PROVIDED RECORDS =>
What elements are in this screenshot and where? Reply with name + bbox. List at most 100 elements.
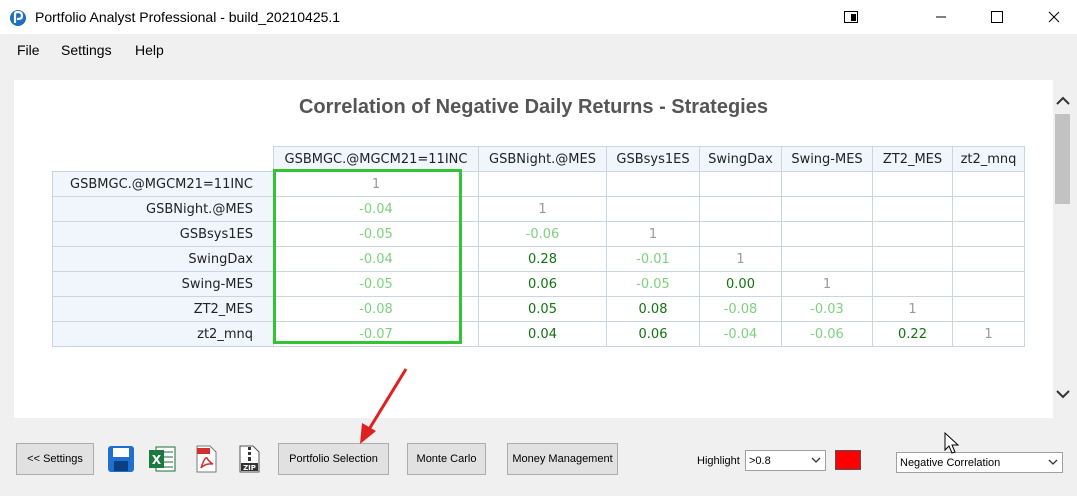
close-icon <box>1048 11 1060 23</box>
row-header: ZT2_MES <box>52 296 274 322</box>
table-cell <box>781 246 873 272</box>
maximize-button[interactable] <box>974 0 1020 34</box>
minimize-button[interactable] <box>918 0 964 34</box>
table-cell: -0.05 <box>273 221 479 247</box>
scroll-thumb[interactable] <box>1055 114 1070 204</box>
menu-bar: File Settings Help <box>0 34 1077 66</box>
table-row: ZT2_MES -0.08 0.05 0.08 -0.08 -0.03 1 <box>52 296 1025 322</box>
table-cell: 0.00 <box>699 271 782 297</box>
table-row: GSBMGC.@MGCM21=11INC 1 <box>52 171 1025 197</box>
table-cell: -0.07 <box>273 321 479 347</box>
table-cell: 1 <box>872 296 953 322</box>
table-cell: -0.08 <box>273 296 479 322</box>
column-header: SwingDax <box>699 146 782 172</box>
correlation-mode-select[interactable]: Negative Correlation <box>896 452 1063 473</box>
table-cell: 1 <box>273 171 479 197</box>
chevron-down-icon <box>1055 389 1070 398</box>
table-cell: 0.05 <box>478 296 607 322</box>
app-logo-icon <box>10 10 26 26</box>
table-header-row: GSBMGC.@MGCM21=11INC GSBNight.@MES GSBsy… <box>52 146 1025 172</box>
back-to-settings-button[interactable]: << Settings <box>16 443 94 475</box>
table-row: Swing-MES -0.05 0.06 -0.05 0.00 1 <box>52 271 1025 297</box>
chevron-down-icon <box>811 457 821 463</box>
table-cell <box>781 221 873 247</box>
table-cell: -0.04 <box>699 321 782 347</box>
monte-carlo-button[interactable]: Monte Carlo <box>407 443 486 475</box>
vertical-scrollbar[interactable] <box>1053 80 1072 418</box>
snap-layout-button[interactable] <box>828 0 874 34</box>
money-management-button[interactable]: Money Management <box>507 443 618 475</box>
table-cell: -0.06 <box>478 221 607 247</box>
save-icon <box>108 446 134 472</box>
row-header: SwingDax <box>52 246 274 272</box>
table-cell <box>872 246 953 272</box>
row-header: Swing-MES <box>52 271 274 297</box>
column-header: ZT2_MES <box>872 146 953 172</box>
table-cell <box>606 196 700 222</box>
zip-icon: ZIP <box>239 445 260 473</box>
svg-text:ZIP: ZIP <box>243 464 256 472</box>
export-zip-button[interactable]: ZIP <box>233 443 265 475</box>
row-header: GSBsys1ES <box>52 221 274 247</box>
menu-file[interactable]: File <box>17 42 40 58</box>
highlight-label: Highlight <box>697 455 740 467</box>
table-row: SwingDax -0.04 0.28 -0.01 1 <box>52 246 1025 272</box>
save-button[interactable] <box>105 443 137 475</box>
table-cell: -0.05 <box>606 271 700 297</box>
window-title: Portfolio Analyst Professional - build_2… <box>35 9 341 25</box>
portfolio-selection-button[interactable]: Portfolio Selection <box>278 443 389 475</box>
table-cell <box>699 196 782 222</box>
svg-text:X: X <box>152 453 162 467</box>
table-cell: 0.06 <box>606 321 700 347</box>
excel-icon: X <box>149 446 176 472</box>
table-cell <box>781 171 873 197</box>
table-cell <box>952 196 1025 222</box>
scroll-down-button[interactable] <box>1053 386 1072 402</box>
table-cell: 1 <box>952 321 1025 347</box>
export-excel-button[interactable]: X <box>146 443 178 475</box>
menu-settings[interactable]: Settings <box>61 42 112 58</box>
table-cell: -0.08 <box>699 296 782 322</box>
correlation-mode-value: Negative Correlation <box>900 456 1001 469</box>
chevron-up-icon <box>1055 96 1070 105</box>
table-cell <box>952 171 1025 197</box>
highlight-color-swatch[interactable] <box>835 450 861 470</box>
table-cell: -0.05 <box>273 271 479 297</box>
table-cell: -0.04 <box>273 196 479 222</box>
menu-help[interactable]: Help <box>135 42 164 58</box>
snap-layout-icon <box>844 11 858 23</box>
table-row: GSBNight.@MES -0.04 1 <box>52 196 1025 222</box>
column-header: Swing-MES <box>781 146 873 172</box>
table-cell <box>478 171 607 197</box>
table-cell: 0.08 <box>606 296 700 322</box>
row-header: GSBMGC.@MGCM21=11INC <box>52 171 274 197</box>
row-header: GSBNight.@MES <box>52 196 274 222</box>
report-panel: Correlation of Negative Daily Returns - … <box>14 80 1053 418</box>
table-cell <box>872 271 953 297</box>
close-button[interactable] <box>1031 0 1077 34</box>
table-cell: -0.04 <box>273 246 479 272</box>
column-header: zt2_mnq <box>952 146 1025 172</box>
table-cell: -0.01 <box>606 246 700 272</box>
table-cell <box>699 221 782 247</box>
annotation-arrow-icon <box>360 368 408 444</box>
table-cell <box>952 246 1025 272</box>
table-cell <box>952 271 1025 297</box>
export-pdf-button[interactable] <box>190 443 222 475</box>
table-cell: 0.06 <box>478 271 607 297</box>
table-row: zt2_mnq -0.07 0.04 0.06 -0.04 -0.06 0.22 1 <box>52 321 1025 347</box>
table-cell: 0.28 <box>478 246 607 272</box>
table-cell: -0.03 <box>781 296 873 322</box>
table-corner <box>52 146 274 172</box>
table-cell <box>781 196 873 222</box>
table-cell <box>606 171 700 197</box>
table-row: GSBsys1ES -0.05 -0.06 1 <box>52 221 1025 247</box>
table-cell: 1 <box>606 221 700 247</box>
table-cell <box>952 296 1025 322</box>
table-cell: -0.06 <box>781 321 873 347</box>
scroll-up-button[interactable] <box>1053 92 1072 108</box>
correlation-table: GSBMGC.@MGCM21=11INC GSBNight.@MES GSBsy… <box>52 146 1025 347</box>
title-bar: Portfolio Analyst Professional - build_2… <box>0 0 1077 34</box>
table-cell: 1 <box>781 271 873 297</box>
highlight-threshold-select[interactable]: >0.8 <box>745 450 826 471</box>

REQUIRED TASK =>
Could you repeat the lines of the listing, beginning at the line that contains "close-icon <box>1048 11 1060 23</box>" and stopping after the line that contains "vertical-scrollbar[interactable] <box>1053 80"?

RESPONSE FOR THIS EXERCISE =>
close-icon <box>1048 11 1060 23</box>
row-header: ZT2_MES <box>52 296 274 322</box>
table-cell <box>781 246 873 272</box>
maximize-button[interactable] <box>974 0 1020 34</box>
minimize-button[interactable] <box>918 0 964 34</box>
table-cell: -0.05 <box>273 221 479 247</box>
scroll-thumb[interactable] <box>1055 114 1070 204</box>
menu-bar: File Settings Help <box>0 34 1077 66</box>
table-row: ZT2_MES -0.08 0.05 0.08 -0.08 -0.03 1 <box>52 296 1025 322</box>
table-cell: 0.00 <box>699 271 782 297</box>
table-row: GSBMGC.@MGCM21=11INC 1 <box>52 171 1025 197</box>
table-cell: -0.07 <box>273 321 479 347</box>
table-cell: 1 <box>872 296 953 322</box>
table-cell: -0.08 <box>273 296 479 322</box>
column-header: SwingDax <box>699 146 782 172</box>
correlation-mode-select[interactable]: Negative Correlation <box>896 452 1063 473</box>
table-cell: 1 <box>273 171 479 197</box>
chevron-down-icon <box>1055 389 1070 398</box>
table-cell: 0.05 <box>478 296 607 322</box>
app-logo-icon <box>10 10 26 26</box>
table-header-row: GSBMGC.@MGCM21=11INC GSBNight.@MES GSBsy… <box>52 146 1025 172</box>
back-to-settings-button[interactable]: << Settings <box>16 443 94 475</box>
table-row: Swing-MES -0.05 0.06 -0.05 0.00 1 <box>52 271 1025 297</box>
chevron-down-icon <box>811 457 821 463</box>
table-cell <box>781 221 873 247</box>
table-cell: -0.04 <box>699 321 782 347</box>
monte-carlo-button[interactable]: Monte Carlo <box>407 443 486 475</box>
vertical-scrollbar[interactable] <box>1053 80 1072 418</box>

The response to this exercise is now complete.